Reproduce every entry in the listing without alteration.

LISTING >>
-*-
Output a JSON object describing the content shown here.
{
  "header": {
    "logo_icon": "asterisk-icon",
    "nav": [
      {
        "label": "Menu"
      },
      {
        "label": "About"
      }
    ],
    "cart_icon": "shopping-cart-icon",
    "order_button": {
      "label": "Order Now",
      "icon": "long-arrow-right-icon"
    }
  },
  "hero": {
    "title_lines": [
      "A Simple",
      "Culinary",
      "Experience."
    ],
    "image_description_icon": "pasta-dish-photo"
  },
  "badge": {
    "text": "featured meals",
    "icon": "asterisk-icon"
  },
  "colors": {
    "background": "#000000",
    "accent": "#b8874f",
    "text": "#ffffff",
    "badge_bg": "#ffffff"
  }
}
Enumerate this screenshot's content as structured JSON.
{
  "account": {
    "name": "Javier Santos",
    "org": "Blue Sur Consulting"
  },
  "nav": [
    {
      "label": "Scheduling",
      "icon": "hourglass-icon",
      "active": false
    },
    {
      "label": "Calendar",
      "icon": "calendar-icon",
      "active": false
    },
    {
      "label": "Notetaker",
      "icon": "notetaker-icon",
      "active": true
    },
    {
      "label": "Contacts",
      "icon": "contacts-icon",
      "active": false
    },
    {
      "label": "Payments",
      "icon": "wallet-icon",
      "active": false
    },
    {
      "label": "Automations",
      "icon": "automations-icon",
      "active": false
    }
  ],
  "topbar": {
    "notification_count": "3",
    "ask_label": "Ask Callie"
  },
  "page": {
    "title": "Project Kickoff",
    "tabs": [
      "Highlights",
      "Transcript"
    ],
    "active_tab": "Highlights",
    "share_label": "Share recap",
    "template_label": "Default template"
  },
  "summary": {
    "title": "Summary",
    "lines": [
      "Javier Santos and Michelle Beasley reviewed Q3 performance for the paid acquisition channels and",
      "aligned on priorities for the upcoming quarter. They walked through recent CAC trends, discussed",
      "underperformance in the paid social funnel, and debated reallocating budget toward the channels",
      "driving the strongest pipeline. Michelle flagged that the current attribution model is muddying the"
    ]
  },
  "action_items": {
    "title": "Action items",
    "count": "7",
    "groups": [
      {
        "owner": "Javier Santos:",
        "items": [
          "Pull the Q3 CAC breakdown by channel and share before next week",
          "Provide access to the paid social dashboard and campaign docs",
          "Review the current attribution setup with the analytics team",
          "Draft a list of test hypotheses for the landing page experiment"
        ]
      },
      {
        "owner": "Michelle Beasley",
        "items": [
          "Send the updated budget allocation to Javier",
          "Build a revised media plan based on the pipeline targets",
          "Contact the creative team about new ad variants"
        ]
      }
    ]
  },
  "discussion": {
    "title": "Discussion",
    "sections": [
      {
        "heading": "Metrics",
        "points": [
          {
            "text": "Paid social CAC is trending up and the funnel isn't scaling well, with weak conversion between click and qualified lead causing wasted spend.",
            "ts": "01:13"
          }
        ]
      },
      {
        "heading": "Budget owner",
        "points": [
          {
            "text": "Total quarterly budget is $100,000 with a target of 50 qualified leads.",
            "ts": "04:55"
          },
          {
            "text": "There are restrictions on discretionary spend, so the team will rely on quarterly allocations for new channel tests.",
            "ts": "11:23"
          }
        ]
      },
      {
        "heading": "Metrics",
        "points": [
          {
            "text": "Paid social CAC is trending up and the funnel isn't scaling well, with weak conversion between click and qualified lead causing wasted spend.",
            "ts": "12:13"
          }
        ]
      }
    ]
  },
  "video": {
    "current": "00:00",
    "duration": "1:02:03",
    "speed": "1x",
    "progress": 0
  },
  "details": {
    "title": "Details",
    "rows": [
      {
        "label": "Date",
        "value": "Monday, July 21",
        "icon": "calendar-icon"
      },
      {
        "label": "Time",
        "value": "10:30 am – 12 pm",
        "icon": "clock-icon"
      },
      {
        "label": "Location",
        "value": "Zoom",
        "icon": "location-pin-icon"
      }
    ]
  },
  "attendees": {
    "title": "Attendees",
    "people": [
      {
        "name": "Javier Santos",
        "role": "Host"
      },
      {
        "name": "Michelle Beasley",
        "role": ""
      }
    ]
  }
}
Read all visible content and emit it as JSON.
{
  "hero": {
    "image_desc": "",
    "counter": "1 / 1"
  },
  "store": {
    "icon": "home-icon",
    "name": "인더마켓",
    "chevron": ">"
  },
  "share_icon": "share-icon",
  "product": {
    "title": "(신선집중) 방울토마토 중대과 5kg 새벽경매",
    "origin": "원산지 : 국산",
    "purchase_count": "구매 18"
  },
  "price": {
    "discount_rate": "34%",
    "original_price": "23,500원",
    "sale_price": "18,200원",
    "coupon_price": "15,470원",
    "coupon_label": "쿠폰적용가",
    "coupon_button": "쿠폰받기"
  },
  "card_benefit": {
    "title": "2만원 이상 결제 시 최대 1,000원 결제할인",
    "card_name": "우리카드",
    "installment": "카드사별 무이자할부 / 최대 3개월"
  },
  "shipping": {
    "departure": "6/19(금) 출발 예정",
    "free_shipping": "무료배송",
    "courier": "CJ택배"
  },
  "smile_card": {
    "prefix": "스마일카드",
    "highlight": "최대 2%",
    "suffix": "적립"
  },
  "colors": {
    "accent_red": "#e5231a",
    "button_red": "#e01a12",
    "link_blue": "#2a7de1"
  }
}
-*-
EXPECTED ANSWER >>
Output a JSON object describing the content shown here.
{
  "header": {
    "logo_icon": "asterisk-icon",
    "nav": [
      {
        "label": "Menu"
      },
      {
        "label": "About"
      }
    ],
    "cart_icon": "shopping-cart-icon",
    "order_button": {
      "label": "Order Now",
      "icon": "long-arrow-right-icon"
    }
  },
  "hero": {
    "title_lines": [
      "A Simple",
      "Culinary",
      "Experience."
    ],
    "image_description_icon": "pasta-dish-photo"
  },
  "badge": {
    "text": "featured meals",
    "icon": "asterisk-icon"
  },
  "colors": {
    "background": "#000000",
    "accent": "#b8874f",
    "text": "#ffffff",
    "badge_bg": "#ffffff"
  }
}
Enumerate this screenshot's content as structured JSON.
{
  "account": {
    "name": "Javier Santos",
    "org": "Blue Sur Consulting"
  },
  "nav": [
    {
      "label": "Scheduling",
      "icon": "hourglass-icon",
      "active": false
    },
    {
      "label": "Calendar",
      "icon": "calendar-icon",
      "active": false
    },
    {
      "label": "Notetaker",
      "icon": "notetaker-icon",
      "active": true
    },
    {
      "label": "Contacts",
      "icon": "contacts-icon",
      "active": false
    },
    {
      "label": "Payments",
      "icon": "wallet-icon",
      "active": false
    },
    {
      "label": "Automations",
      "icon": "automations-icon",
      "active": false
    }
  ],
  "topbar": {
    "notification_count": "3",
    "ask_label": "Ask Callie"
  },
  "page": {
    "title": "Project Kickoff",
    "tabs": [
      "Highlights",
      "Transcript"
    ],
    "active_tab": "Highlights",
    "share_label": "Share recap",
    "template_label": "Default template"
  },
  "summary": {
    "title": "Summary",
    "lines": [
      "Javier Santos and Michelle Beasley reviewed Q3 performance for the paid acquisition channels and",
      "aligned on priorities for the upcoming quarter. They walked through recent CAC trends, discussed",
      "underperformance in the paid social funnel, and debated reallocating budget toward the channels",
      "driving the strongest pipeline. Michelle flagged that the current attribution model is muddying the"
    ]
  },
  "action_items": {
    "title": "Action items",
    "count": "7",
    "groups": [
      {
        "owner": "Javier Santos:",
        "items": [
          "Pull the Q3 CAC breakdown by channel and share before next week",
          "Provide access to the paid social dashboard and campaign docs",
          "Review the current attribution setup with the analytics team",
          "Draft a list of test hypotheses for the landing page experiment"
        ]
      },
      {
        "owner": "Michelle Beasley",
        "items": [
          "Send the updated budget allocation to Javier",
          "Build a revised media plan based on the pipeline targets",
          "Contact the creative team about new ad variants"
        ]
      }
    ]
  },
  "discussion": {
    "title": "Discussion",
    "sections": [
      {
        "heading": "Metrics",
        "points": [
          {
            "text": "Paid social CAC is trending up and the funnel isn't scaling well, with weak conversion between click and qualified lead causing wasted spend.",
            "ts": "01:13"
          }
        ]
      },
      {
        "heading": "Budget owner",
        "points": [
          {
            "text": "Total quarterly budget is $100,000 with a target of 50 qualified leads.",
            "ts": "04:55"
          },
          {
            "text": "There are restrictions on discretionary spend, so the team will rely on quarterly allocations for new channel tests.",
            "ts": "11:23"
          }
        ]
      },
      {
        "heading": "Metrics",
        "points": [
          {
            "text": "Paid social CAC is trending up and the funnel isn't scaling well, with weak conversion between click and qualified lead causing wasted spend.",
            "ts": "12:13"
          }
        ]
      }
    ]
  },
  "video": {
    "current": "00:00",
    "duration": "1:02:03",
    "speed": "1x",
    "progress": 0
  },
  "details": {
    "title": "Details",
    "rows": [
      {
        "label": "Date",
        "value": "Monday, July 21",
        "icon": "calendar-icon"
      },
      {
        "label": "Time",
        "value": "10:30 am – 12 pm",
        "icon": "clock-icon"
      },
      {
        "label": "Location",
        "value": "Zoom",
        "icon": "location-pin-icon"
      }
    ]
  },
  "attendees": {
    "title": "Attendees",
    "people": [
      {
        "name": "Javier Santos",
        "role": "Host"
      },
      {
        "name": "Michelle Beasley",
        "role": ""
      }
    ]
  }
}
Read all visible content and emit it as JSON.
{
  "hero": {
    "image_desc": "",
    "counter": "1 / 1"
  },
  "store": {
    "icon": "home-icon",
    "name": "인더마켓",
    "chevron": ">"
  },
  "share_icon": "share-icon",
  "product": {
    "title": "(신선집중) 방울토마토 중대과 5kg 새벽경매",
    "origin": "원산지 : 국산",
    "purchase_count": "구매 18"
  },
  "price": {
    "discount_rate": "34%",
    "original_price": "23,500원",
    "sale_price": "18,200원",
    "coupon_price": "15,470원",
    "coupon_label": "쿠폰적용가",
    "coupon_button": "쿠폰받기"
  },
  "card_benefit": {
    "title": "2만원 이상 결제 시 최대 1,000원 결제할인",
    "card_name": "우리카드",
    "installment": "카드사별 무이자할부 / 최대 3개월"
  },
  "shipping": {
    "departure": "6/19(금) 출발 예정",
    "free_shipping": "무료배송",
    "courier": "CJ택배"
  },
  "smile_card": {
    "prefix": "스마일카드",
    "highlight": "최대 2%",
    "suffix": "적립"
  },
  "colors": {
    "accent_red": "#e5231a",
    "button_red": "#e01a12",
    "link_blue": "#2a7de1"
  }
}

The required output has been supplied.